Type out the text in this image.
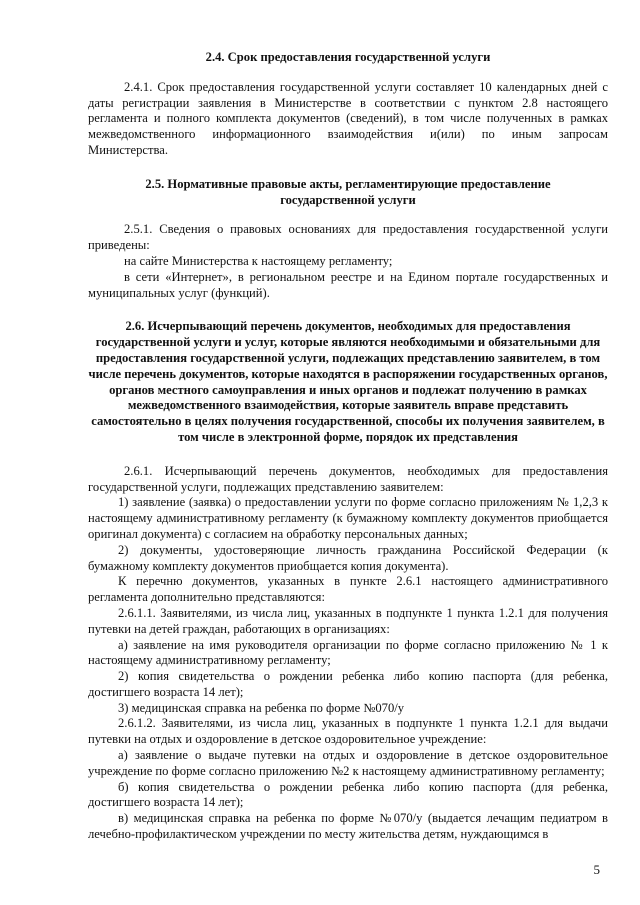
2.4. Срок предоставления государственной услуги

2.4.1. Срок предоставления государственной услуги составляет 10 календарных дней с даты регистрации заявления в Министерстве в соответствии с пунктом 2.8 настоящего регламента и полного комплекта документов (сведений), в том числе полученных в рамках межведомственного информационного взаимодействия и(или) по иным запросам Министерства.

2.5. Нормативные правовые акты, регламентирующие предоставление государственной услуги

2.5.1. Сведения о правовых основаниях для предоставления государственной услуги приведены:

на сайте Министерства к настоящему регламенту;

в сети «Интернет», в региональном реестре и на Едином портале государственных и муниципальных услуг (функций).

2.6. Исчерпывающий перечень документов, необходимых для предоставления государственной услуги и услуг, которые являются необходимыми и обязательными для предоставления государственной услуги, подлежащих представлению заявителем, в том числе перечень документов, которые находятся в распоряжении государственных органов, органов местного самоуправления и иных органов и подлежат получению в рамках межведомственного взаимодействия, которые заявитель вправе представить самостоятельно в целях получения государственной, способы их получения заявителем, в том числе в электронной форме, порядок их представления

2.6.1. Исчерпывающий перечень документов, необходимых для предоставления государственной услуги, подлежащих представлению заявителем:

1) заявление (заявка) о предоставлении услуги по форме согласно приложениям № 1,2,3 к настоящему административному регламенту (к бумажному комплекту документов приобщается оригинал документа) с согласием на обработку персональных данных;

2) документы, удостоверяющие личность гражданина Российской Федерации (к бумажному комплекту документов приобщается копия документа).

К перечню документов, указанных в пункте 2.6.1 настоящего административного регламента дополнительно представляются:

2.6.1.1. Заявителями, из числа лиц, указанных в подпункте 1 пункта 1.2.1 для получения путевки на детей граждан, работающих в организациях:

а) заявление на имя руководителя организации по форме согласно приложению № 1 к настоящему административному регламенту;

2) копия свидетельства о рождении ребенка либо копию паспорта (для ребенка, достигшего возраста 14 лет);

3) медицинская справка на ребенка по форме №070/у

2.6.1.2. Заявителями, из числа лиц, указанных в подпункте 1 пункта 1.2.1 для выдачи путевки на отдых и оздоровление в детское оздоровительное учреждение:

а) заявление о выдаче путевки на отдых и оздоровление в детское оздоровительное учреждение по форме согласно приложению №2 к настоящему административному регламенту;

б) копия свидетельства о рождении ребенка либо копию паспорта (для ребенка, достигшего возраста 14 лет);

в) медицинская справка на ребенка по форме №070/у (выдается лечащим педиатром в лечебно-профилактическом учреждении по месту жительства детям, нуждающимся в

5
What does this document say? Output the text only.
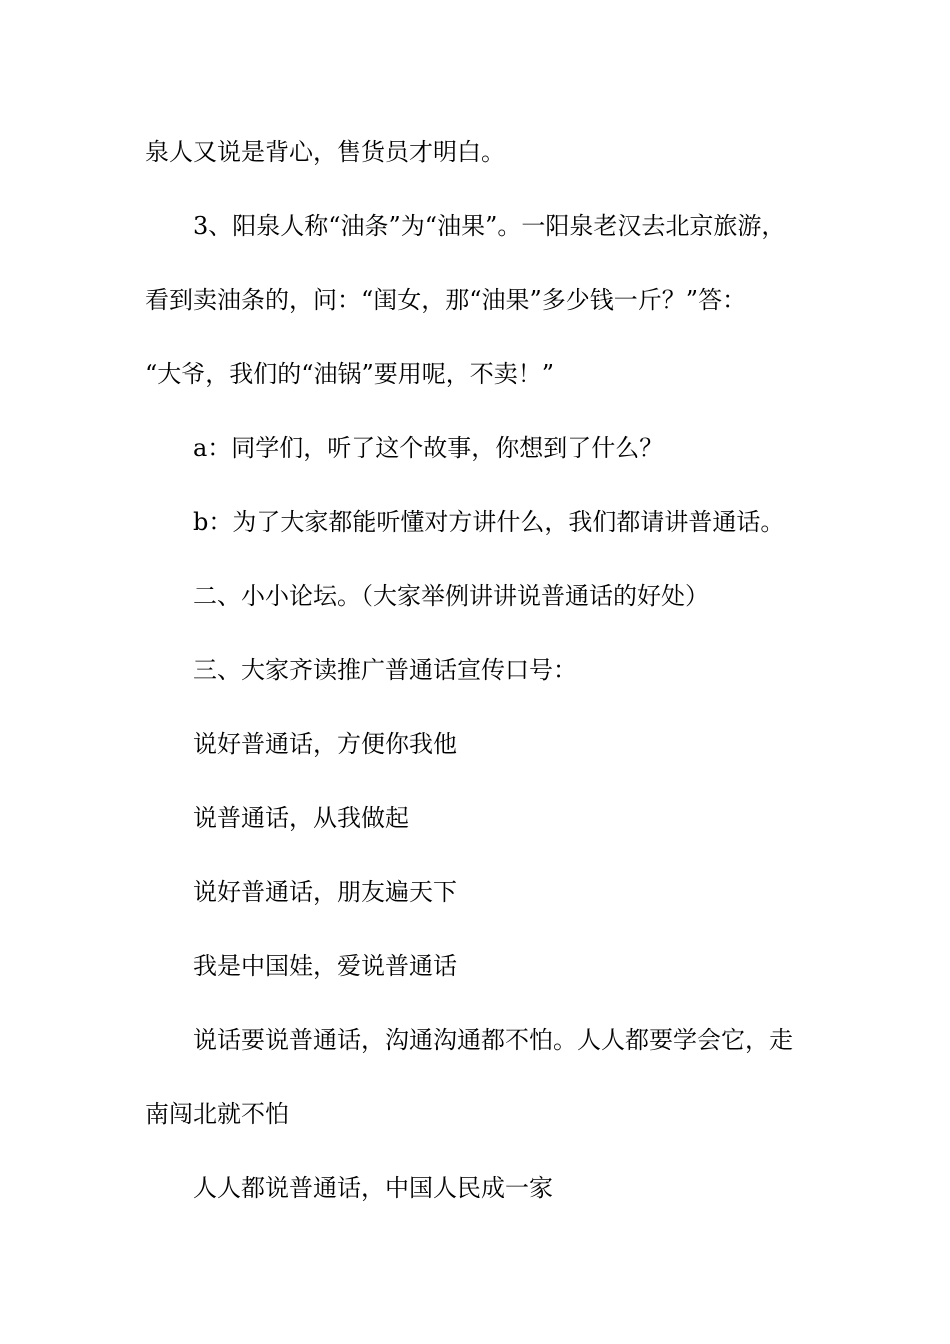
泉人又说是背心，售货员才明白。
3、阳泉人称“油条”为“油果”。一阳泉老汉去北京旅游，
看到卖油条的，问：“闺女，那“油果”多少钱一斤？”答：
“大爷，我们的“油锅”要用呢，不卖！”
a：同学们，听了这个故事，你想到了什么？
b：为了大家都能听懂对方讲什么，我们都请讲普通话。
二、小小论坛。（大家举例讲讲说普通话的好处）
三、大家齐读推广普通话宣传口号：
说好普通话，方便你我他
说普通话，从我做起
说好普通话，朋友遍天下
我是中国娃，爱说普通话
说话要说普通话，沟通沟通都不怕。人人都要学会它，走
南闯北就不怕
人人都说普通话，中国人民成一家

§ **Brief**
Scan the material and collect every line that contains "подпункте".

§ **The output**
2.6.1.1. Заявителями, из числа лиц, указанных в подпункте 1 пункта 1.2.1 для получения путевки на детей граждан, работающих в организациях:
2.6.1.2. Заявителями, из числа лиц, указанных в подпункте 1 пункта 1.2.1 для выдачи путевки на отдых и оздоровление в детское оздоровительное учреждение:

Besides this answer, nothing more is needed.